- _Set problem_
List every line below containing "intercept".

- _Entries provided_

☆ ☆ ☆ ☆

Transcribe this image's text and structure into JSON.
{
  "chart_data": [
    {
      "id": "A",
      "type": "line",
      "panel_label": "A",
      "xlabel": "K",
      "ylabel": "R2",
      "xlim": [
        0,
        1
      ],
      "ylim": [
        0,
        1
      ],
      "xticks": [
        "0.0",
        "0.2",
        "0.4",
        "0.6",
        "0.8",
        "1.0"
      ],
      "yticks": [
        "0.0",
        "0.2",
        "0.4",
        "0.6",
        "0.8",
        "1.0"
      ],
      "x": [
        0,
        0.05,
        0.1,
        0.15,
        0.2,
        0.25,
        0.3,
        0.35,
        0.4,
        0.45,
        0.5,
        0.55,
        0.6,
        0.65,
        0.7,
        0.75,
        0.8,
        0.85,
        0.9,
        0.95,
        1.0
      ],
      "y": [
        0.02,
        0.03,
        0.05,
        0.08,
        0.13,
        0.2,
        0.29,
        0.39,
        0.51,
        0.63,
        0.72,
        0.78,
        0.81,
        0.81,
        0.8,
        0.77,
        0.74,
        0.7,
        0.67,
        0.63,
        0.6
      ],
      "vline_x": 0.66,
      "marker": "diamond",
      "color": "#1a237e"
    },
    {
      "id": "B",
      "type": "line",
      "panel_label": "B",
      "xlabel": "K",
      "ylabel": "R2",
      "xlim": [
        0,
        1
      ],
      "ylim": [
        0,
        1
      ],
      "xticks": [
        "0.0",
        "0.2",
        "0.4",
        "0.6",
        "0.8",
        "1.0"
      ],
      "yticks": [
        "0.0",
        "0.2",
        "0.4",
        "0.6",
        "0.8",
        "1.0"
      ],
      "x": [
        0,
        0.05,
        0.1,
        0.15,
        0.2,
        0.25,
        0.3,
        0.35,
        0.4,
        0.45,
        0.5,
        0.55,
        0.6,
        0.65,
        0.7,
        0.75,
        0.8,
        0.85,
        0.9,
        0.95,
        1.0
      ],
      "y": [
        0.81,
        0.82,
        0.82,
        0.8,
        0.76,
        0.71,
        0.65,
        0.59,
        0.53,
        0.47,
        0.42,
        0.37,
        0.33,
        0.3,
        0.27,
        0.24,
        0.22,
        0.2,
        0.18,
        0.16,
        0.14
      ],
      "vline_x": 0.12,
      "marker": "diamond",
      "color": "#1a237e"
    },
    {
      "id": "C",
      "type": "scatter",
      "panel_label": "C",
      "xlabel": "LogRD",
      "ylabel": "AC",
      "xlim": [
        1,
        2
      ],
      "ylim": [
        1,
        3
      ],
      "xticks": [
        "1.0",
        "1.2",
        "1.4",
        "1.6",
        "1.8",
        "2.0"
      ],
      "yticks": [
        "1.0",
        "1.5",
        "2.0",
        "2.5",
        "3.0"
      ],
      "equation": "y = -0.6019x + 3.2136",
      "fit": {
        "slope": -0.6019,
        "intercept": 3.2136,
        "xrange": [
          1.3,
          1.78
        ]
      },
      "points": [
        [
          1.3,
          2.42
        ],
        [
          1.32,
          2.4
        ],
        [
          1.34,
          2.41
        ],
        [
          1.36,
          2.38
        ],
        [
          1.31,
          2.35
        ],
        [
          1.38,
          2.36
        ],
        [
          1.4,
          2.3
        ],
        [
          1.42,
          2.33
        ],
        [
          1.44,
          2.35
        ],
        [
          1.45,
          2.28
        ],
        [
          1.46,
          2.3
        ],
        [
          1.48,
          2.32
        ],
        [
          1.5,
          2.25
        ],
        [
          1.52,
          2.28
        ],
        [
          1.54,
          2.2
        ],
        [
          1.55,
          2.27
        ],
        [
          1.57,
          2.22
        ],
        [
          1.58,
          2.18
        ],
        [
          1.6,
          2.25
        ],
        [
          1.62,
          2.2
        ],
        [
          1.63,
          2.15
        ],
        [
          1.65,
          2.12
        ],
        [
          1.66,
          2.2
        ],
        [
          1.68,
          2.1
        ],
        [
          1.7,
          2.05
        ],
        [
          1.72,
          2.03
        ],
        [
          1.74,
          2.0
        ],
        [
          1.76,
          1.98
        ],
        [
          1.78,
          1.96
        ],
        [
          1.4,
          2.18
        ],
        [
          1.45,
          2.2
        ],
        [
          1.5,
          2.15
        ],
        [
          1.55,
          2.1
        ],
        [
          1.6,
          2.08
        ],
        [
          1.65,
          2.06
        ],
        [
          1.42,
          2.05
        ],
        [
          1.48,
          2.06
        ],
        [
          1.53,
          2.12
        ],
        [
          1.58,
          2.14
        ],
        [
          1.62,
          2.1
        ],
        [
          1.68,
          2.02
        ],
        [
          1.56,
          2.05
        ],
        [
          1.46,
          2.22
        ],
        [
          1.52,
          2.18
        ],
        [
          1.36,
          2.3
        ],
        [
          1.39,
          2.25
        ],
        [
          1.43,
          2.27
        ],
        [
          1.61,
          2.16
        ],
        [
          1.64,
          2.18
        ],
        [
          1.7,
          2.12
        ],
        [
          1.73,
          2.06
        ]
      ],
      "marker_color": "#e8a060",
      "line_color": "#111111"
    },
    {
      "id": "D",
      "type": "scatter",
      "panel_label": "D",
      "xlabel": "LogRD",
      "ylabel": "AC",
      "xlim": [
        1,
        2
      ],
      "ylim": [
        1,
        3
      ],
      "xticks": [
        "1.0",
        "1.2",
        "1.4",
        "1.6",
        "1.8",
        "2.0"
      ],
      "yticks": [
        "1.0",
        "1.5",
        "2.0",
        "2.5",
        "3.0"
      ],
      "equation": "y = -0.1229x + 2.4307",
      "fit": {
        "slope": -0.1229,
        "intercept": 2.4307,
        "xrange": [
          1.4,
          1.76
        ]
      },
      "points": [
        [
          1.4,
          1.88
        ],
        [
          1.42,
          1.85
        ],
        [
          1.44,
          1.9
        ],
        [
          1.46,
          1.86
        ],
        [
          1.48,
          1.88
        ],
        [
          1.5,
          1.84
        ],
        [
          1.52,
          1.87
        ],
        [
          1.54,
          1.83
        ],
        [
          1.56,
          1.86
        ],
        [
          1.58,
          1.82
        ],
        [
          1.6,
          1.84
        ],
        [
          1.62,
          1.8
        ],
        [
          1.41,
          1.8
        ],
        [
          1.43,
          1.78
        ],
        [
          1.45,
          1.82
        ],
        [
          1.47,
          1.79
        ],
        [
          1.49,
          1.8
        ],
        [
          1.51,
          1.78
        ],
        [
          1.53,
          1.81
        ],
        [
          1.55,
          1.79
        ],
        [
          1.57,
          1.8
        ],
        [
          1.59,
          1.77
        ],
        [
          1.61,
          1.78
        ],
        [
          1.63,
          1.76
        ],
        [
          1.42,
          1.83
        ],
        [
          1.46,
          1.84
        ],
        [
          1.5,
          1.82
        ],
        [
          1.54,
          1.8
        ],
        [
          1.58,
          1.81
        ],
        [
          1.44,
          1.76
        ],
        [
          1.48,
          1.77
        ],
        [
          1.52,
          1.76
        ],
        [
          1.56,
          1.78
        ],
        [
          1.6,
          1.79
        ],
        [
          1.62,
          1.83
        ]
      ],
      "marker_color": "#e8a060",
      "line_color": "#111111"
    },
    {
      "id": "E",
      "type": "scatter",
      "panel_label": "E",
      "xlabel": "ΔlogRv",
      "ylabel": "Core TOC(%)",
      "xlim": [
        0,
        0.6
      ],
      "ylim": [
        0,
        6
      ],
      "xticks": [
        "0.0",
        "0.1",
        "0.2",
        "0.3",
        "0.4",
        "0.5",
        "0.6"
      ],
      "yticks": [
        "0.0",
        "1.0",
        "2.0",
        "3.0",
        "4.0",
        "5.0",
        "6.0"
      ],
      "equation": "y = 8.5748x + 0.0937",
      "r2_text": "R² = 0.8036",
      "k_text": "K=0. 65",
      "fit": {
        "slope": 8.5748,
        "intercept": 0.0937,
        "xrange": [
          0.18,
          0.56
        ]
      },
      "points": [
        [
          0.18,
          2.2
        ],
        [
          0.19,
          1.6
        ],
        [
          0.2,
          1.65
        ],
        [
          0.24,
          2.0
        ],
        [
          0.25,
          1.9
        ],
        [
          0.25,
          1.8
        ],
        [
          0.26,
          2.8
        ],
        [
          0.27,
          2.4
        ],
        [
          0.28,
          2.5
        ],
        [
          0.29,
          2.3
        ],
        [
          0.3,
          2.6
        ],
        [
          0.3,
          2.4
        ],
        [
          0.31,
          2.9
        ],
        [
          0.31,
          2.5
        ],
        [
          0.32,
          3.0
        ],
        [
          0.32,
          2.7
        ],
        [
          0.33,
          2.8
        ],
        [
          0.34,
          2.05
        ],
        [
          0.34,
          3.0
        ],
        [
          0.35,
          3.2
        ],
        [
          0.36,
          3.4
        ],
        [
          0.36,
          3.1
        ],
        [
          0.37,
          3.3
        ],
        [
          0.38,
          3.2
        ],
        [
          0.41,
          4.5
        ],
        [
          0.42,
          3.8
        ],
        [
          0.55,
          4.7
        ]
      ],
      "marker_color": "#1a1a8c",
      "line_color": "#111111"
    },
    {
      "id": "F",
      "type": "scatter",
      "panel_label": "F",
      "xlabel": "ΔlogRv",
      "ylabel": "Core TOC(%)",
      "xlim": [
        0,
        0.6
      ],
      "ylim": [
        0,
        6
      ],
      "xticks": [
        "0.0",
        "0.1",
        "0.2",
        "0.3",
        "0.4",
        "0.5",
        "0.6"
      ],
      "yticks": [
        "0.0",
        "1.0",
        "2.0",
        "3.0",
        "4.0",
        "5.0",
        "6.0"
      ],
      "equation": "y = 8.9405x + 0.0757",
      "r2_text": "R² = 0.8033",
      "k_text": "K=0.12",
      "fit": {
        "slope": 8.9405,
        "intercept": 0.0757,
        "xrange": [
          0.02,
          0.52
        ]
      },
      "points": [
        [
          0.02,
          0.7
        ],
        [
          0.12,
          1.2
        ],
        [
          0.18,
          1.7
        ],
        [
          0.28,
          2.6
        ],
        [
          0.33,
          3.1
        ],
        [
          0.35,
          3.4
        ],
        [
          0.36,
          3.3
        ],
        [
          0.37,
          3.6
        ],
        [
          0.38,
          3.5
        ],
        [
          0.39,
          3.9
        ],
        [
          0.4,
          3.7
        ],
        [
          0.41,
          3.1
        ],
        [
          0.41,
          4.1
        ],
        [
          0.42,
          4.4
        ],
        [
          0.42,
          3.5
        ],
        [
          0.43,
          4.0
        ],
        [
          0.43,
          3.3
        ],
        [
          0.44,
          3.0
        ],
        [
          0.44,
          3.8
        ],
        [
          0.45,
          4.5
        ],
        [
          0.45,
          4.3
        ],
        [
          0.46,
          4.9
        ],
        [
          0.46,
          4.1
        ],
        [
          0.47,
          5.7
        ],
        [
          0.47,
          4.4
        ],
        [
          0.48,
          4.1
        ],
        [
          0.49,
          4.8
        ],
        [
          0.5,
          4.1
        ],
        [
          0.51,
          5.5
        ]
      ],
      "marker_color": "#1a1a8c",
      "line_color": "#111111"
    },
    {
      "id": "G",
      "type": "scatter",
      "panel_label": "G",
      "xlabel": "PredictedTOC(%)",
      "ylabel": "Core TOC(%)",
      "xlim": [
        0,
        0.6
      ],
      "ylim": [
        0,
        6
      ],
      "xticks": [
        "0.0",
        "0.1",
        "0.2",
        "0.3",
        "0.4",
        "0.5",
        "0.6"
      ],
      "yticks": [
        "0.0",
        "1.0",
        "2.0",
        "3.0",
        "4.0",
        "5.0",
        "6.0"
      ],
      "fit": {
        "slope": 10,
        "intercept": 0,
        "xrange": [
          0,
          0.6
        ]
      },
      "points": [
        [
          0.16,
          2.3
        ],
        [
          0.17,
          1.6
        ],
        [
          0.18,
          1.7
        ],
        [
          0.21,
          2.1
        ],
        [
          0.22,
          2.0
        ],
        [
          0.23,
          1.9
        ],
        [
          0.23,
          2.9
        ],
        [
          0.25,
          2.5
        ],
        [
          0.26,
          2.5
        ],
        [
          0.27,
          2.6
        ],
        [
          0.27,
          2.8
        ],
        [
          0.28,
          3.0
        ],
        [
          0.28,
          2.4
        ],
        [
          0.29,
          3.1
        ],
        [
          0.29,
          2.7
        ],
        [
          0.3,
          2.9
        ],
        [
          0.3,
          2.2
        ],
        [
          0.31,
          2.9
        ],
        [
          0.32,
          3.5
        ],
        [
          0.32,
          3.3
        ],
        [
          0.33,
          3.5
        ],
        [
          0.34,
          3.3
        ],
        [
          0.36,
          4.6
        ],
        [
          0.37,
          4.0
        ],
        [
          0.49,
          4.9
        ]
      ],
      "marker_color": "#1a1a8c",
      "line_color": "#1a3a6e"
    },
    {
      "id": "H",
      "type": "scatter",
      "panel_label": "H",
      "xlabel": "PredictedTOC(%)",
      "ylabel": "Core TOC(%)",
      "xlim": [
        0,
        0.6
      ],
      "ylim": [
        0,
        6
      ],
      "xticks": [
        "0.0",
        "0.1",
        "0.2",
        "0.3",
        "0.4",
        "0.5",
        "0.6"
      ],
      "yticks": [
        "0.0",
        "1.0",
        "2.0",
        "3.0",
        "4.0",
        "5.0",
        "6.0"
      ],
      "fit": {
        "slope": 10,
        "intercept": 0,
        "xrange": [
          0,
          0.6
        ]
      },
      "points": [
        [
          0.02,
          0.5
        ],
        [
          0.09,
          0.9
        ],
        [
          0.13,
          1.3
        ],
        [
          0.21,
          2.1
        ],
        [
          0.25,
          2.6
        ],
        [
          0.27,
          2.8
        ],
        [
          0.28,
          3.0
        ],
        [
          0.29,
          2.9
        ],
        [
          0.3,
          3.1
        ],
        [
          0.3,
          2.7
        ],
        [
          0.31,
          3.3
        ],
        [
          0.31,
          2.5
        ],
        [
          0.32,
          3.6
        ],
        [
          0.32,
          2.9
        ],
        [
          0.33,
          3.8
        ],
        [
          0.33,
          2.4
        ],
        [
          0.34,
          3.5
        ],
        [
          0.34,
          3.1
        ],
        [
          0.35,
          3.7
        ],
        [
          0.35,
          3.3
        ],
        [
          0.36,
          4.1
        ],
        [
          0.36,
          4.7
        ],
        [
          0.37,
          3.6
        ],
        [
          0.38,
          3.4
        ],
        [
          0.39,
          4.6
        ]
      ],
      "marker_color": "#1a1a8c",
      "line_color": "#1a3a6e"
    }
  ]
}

☆ ☆ ☆ ☆

- _Solution to this exercise_
        "intercept": 3.2136,
        "intercept": 2.4307,
        "intercept": 0.0937,
        "intercept": 0.0757,
        "intercept": 0,
        "intercept": 0,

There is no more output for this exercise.